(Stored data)
──────────
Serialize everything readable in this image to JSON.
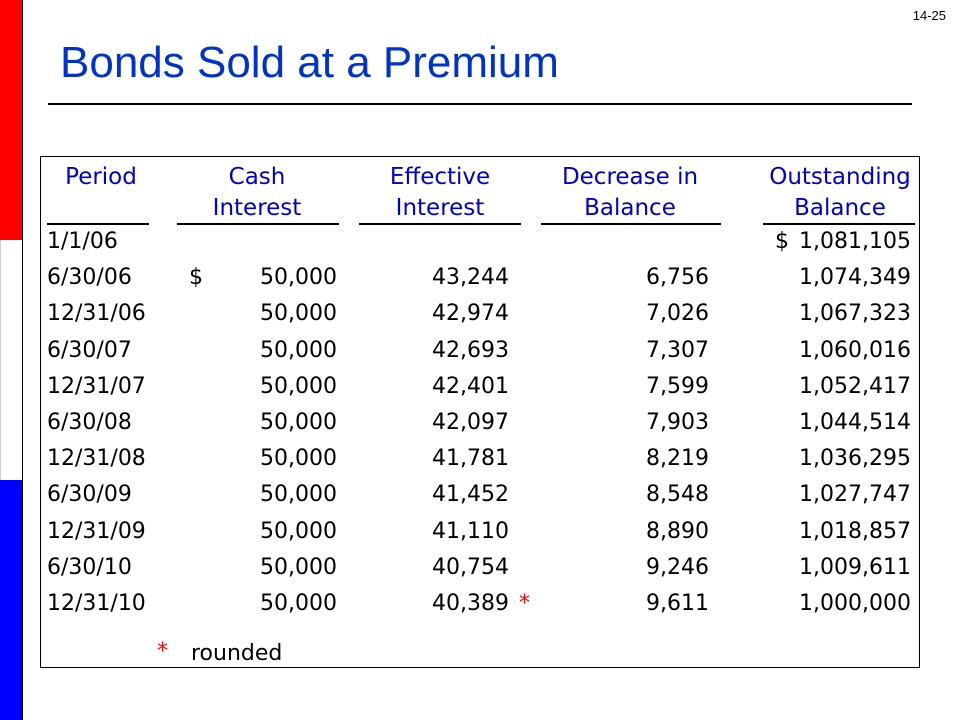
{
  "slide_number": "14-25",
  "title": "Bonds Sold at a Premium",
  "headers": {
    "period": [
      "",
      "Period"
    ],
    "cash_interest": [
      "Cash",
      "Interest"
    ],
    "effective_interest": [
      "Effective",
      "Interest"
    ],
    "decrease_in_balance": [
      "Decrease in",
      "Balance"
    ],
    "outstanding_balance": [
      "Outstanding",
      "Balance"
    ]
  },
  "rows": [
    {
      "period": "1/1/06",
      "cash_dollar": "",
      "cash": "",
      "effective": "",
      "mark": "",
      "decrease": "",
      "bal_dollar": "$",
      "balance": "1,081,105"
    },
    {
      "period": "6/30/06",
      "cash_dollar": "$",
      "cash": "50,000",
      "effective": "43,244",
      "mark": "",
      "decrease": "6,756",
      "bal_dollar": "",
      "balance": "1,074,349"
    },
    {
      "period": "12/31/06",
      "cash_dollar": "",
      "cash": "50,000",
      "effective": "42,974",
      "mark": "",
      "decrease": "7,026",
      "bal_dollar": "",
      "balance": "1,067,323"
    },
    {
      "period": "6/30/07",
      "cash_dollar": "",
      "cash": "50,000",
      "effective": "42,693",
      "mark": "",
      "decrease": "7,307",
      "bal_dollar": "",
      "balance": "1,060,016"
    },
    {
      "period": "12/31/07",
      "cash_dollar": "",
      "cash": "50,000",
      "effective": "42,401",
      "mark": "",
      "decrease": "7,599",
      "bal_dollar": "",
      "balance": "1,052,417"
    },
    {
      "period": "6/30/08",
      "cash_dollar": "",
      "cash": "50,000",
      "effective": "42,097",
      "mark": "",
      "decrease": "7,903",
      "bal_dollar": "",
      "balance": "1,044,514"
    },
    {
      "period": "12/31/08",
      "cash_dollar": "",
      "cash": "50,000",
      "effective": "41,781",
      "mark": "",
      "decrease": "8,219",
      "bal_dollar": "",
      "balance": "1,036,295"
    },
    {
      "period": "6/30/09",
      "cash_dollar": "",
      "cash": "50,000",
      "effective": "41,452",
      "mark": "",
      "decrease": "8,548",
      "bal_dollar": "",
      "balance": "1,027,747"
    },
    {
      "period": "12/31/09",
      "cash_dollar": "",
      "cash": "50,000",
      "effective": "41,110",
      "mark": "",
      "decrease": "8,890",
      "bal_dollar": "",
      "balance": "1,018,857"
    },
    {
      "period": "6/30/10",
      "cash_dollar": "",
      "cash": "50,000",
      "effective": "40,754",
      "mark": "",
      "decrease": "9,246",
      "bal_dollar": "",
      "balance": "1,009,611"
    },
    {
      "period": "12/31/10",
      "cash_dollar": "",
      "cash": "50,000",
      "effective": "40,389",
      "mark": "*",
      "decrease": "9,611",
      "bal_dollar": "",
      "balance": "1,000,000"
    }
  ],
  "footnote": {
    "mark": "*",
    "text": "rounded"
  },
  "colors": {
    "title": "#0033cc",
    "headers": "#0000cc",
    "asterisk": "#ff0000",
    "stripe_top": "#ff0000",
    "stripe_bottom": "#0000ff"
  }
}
──────────
» Instructions to follow
State the count of lines holding the string "title" in the listing above, and nothing else.

» Exercise answer
2